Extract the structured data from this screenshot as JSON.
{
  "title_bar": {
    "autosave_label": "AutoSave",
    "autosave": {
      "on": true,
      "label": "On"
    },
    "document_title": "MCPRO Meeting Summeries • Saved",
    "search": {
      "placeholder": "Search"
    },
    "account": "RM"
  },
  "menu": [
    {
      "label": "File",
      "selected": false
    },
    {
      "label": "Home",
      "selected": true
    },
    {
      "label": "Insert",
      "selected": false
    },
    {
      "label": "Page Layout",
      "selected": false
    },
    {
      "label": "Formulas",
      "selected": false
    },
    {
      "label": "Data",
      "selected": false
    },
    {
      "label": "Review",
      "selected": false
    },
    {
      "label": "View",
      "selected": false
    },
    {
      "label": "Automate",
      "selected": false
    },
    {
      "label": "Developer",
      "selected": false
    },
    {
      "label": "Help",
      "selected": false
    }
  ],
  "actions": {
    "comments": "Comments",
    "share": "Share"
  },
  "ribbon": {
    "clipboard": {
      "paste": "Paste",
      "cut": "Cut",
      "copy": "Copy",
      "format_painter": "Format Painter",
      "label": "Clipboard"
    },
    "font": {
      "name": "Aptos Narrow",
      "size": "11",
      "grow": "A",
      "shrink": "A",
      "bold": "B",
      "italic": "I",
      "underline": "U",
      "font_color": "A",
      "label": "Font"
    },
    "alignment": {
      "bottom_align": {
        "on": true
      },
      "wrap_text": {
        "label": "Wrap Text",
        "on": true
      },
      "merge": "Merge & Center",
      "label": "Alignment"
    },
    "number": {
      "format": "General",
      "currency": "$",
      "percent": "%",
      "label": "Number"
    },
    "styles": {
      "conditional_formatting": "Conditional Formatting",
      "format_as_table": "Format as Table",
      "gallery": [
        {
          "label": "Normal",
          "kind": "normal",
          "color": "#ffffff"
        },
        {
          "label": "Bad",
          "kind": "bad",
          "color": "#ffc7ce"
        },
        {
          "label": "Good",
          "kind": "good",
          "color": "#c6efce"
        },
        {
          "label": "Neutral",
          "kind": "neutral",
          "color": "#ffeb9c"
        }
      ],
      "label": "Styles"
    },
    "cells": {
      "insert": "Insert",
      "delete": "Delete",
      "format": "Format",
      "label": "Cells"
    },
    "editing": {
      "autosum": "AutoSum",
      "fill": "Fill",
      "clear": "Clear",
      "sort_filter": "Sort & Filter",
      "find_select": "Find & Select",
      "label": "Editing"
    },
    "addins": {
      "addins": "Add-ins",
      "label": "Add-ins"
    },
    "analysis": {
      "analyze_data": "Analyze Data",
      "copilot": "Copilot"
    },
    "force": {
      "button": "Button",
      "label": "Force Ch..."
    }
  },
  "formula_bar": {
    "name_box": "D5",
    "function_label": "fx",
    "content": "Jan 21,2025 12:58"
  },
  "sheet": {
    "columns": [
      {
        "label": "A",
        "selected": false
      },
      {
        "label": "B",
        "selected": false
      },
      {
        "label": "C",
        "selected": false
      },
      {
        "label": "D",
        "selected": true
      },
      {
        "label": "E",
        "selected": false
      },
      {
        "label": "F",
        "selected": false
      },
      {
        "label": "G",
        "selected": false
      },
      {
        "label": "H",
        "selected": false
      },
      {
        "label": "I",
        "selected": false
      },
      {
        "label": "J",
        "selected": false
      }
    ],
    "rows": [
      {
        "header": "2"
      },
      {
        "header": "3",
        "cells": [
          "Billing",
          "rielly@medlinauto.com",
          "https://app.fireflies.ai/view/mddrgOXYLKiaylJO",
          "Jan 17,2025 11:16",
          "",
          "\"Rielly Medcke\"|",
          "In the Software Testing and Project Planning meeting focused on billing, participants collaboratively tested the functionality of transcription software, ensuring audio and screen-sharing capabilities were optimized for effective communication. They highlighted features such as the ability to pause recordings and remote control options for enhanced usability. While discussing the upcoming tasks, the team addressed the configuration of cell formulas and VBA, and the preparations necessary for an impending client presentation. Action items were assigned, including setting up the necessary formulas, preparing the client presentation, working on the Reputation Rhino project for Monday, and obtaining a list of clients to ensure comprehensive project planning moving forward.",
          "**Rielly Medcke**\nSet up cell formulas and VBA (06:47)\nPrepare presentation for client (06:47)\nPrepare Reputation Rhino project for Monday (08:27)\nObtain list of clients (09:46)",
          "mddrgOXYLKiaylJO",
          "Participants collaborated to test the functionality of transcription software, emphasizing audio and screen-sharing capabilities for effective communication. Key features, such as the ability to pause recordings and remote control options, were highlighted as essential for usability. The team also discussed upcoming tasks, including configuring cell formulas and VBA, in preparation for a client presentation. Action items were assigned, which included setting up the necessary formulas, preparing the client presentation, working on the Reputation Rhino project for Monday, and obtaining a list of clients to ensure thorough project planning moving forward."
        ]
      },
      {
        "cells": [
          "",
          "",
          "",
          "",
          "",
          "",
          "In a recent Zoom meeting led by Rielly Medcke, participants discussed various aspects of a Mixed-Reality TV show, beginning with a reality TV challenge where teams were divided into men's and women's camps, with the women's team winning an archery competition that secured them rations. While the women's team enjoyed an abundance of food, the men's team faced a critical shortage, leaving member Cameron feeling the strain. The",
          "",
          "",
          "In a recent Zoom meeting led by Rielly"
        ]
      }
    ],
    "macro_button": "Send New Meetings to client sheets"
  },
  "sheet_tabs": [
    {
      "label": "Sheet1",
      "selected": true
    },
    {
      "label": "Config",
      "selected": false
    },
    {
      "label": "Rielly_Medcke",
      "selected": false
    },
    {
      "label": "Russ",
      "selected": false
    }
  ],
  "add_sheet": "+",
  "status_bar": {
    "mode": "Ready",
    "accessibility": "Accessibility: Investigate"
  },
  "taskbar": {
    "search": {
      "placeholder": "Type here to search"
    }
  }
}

::::::::::

Given exercise: The entries above must be returned in full, exactly as shown.

Problem solution:
Extract the structured data from this screenshot as JSON.
{
  "title_bar": {
    "autosave_label": "AutoSave",
    "autosave": {
      "on": true,
      "label": "On"
    },
    "document_title": "MCPRO Meeting Summeries • Saved",
    "search": {
      "placeholder": "Search"
    },
    "account": "RM"
  },
  "menu": [
    {
      "label": "File",
      "selected": false
    },
    {
      "label": "Home",
      "selected": true
    },
    {
      "label": "Insert",
      "selected": false
    },
    {
      "label": "Page Layout",
      "selected": false
    },
    {
      "label": "Formulas",
      "selected": false
    },
    {
      "label": "Data",
      "selected": false
    },
    {
      "label": "Review",
      "selected": false
    },
    {
      "label": "View",
      "selected": false
    },
    {
      "label": "Automate",
      "selected": false
    },
    {
      "label": "Developer",
      "selected": false
    },
    {
      "label": "Help",
      "selected": false
    }
  ],
  "actions": {
    "comments": "Comments",
    "share": "Share"
  },
  "ribbon": {
    "clipboard": {
      "paste": "Paste",
      "cut": "Cut",
      "copy": "Copy",
      "format_painter": "Format Painter",
      "label": "Clipboard"
    },
    "font": {
      "name": "Aptos Narrow",
      "size": "11",
      "grow": "A",
      "shrink": "A",
      "bold": "B",
      "italic": "I",
      "underline": "U",
      "font_color": "A",
      "label": "Font"
    },
    "alignment": {
      "bottom_align": {
        "on": true
      },
      "wrap_text": {
        "label": "Wrap Text",
        "on": true
      },
      "merge": "Merge & Center",
      "label": "Alignment"
    },
    "number": {
      "format": "General",
      "currency": "$",
      "percent": "%",
      "label": "Number"
    },
    "styles": {
      "conditional_formatting": "Conditional Formatting",
      "format_as_table": "Format as Table",
      "gallery": [
        {
          "label": "Normal",
          "kind": "normal",
          "color": "#ffffff"
        },
        {
          "label": "Bad",
          "kind": "bad",
          "color": "#ffc7ce"
        },
        {
          "label": "Good",
          "kind": "good",
          "color": "#c6efce"
        },
        {
          "label": "Neutral",
          "kind": "neutral",
          "color": "#ffeb9c"
        }
      ],
      "label": "Styles"
    },
    "cells": {
      "insert": "Insert",
      "delete": "Delete",
      "format": "Format",
      "label": "Cells"
    },
    "editing": {
      "autosum": "AutoSum",
      "fill": "Fill",
      "clear": "Clear",
      "sort_filter": "Sort & Filter",
      "find_select": "Find & Select",
      "label": "Editing"
    },
    "addins": {
      "addins": "Add-ins",
      "label": "Add-ins"
    },
    "analysis": {
      "analyze_data": "Analyze Data",
      "copilot": "Copilot"
    },
    "force": {
      "button": "Button",
      "label": "Force Ch..."
    }
  },
  "formula_bar": {
    "name_box": "D5",
    "function_label": "fx",
    "content": "Jan 21,2025 12:58"
  },
  "sheet": {
    "columns": [
      {
        "label": "A",
        "selected": false
      },
      {
        "label": "B",
        "selected": false
      },
      {
        "label": "C",
        "selected": false
      },
      {
        "label": "D",
        "selected": true
      },
      {
        "label": "E",
        "selected": false
      },
      {
        "label": "F",
        "selected": false
      },
      {
        "label": "G",
        "selected": false
      },
      {
        "label": "H",
        "selected": false
      },
      {
        "label": "I",
        "selected": false
      },
      {
        "label": "J",
        "selected": false
      }
    ],
    "rows": [
      {
        "header": "2"
      },
      {
        "header": "3",
        "cells": [
          "Billing",
          "rielly@medlinauto.com",
          "https://app.fireflies.ai/view/mddrgOXYLKiaylJO",
          "Jan 17,2025 11:16",
          "",
          "\"Rielly Medcke\"|",
          "In the Software Testing and Project Planning meeting focused on billing, participants collaboratively tested the functionality of transcription software, ensuring audio and screen-sharing capabilities were optimized for effective communication. They highlighted features such as the ability to pause recordings and remote control options for enhanced usability. While discussing the upcoming tasks, the team addressed the configuration of cell formulas and VBA, and the preparations necessary for an impending client presentation. Action items were assigned, including setting up the necessary formulas, preparing the client presentation, working on the Reputation Rhino project for Monday, and obtaining a list of clients to ensure comprehensive project planning moving forward.",
          "**Rielly Medcke**\nSet up cell formulas and VBA (06:47)\nPrepare presentation for client (06:47)\nPrepare Reputation Rhino project for Monday (08:27)\nObtain list of clients (09:46)",
          "mddrgOXYLKiaylJO",
          "Participants collaborated to test the functionality of transcription software, emphasizing audio and screen-sharing capabilities for effective communication. Key features, such as the ability to pause recordings and remote control options, were highlighted as essential for usability. The team also discussed upcoming tasks, including configuring cell formulas and VBA, in preparation for a client presentation. Action items were assigned, which included setting up the necessary formulas, preparing the client presentation, working on the Reputation Rhino project for Monday, and obtaining a list of clients to ensure thorough project planning moving forward."
        ]
      },
      {
        "cells": [
          "",
          "",
          "",
          "",
          "",
          "",
          "In a recent Zoom meeting led by Rielly Medcke, participants discussed various aspects of a Mixed-Reality TV show, beginning with a reality TV challenge where teams were divided into men's and women's camps, with the women's team winning an archery competition that secured them rations. While the women's team enjoyed an abundance of food, the men's team faced a critical shortage, leaving member Cameron feeling the strain. The",
          "",
          "",
          "In a recent Zoom meeting led by Rielly"
        ]
      }
    ],
    "macro_button": "Send New Meetings to client sheets"
  },
  "sheet_tabs": [
    {
      "label": "Sheet1",
      "selected": true
    },
    {
      "label": "Config",
      "selected": false
    },
    {
      "label": "Rielly_Medcke",
      "selected": false
    },
    {
      "label": "Russ",
      "selected": false
    }
  ],
  "add_sheet": "+",
  "status_bar": {
    "mode": "Ready",
    "accessibility": "Accessibility: Investigate"
  },
  "taskbar": {
    "search": {
      "placeholder": "Type here to search"
    }
  }
}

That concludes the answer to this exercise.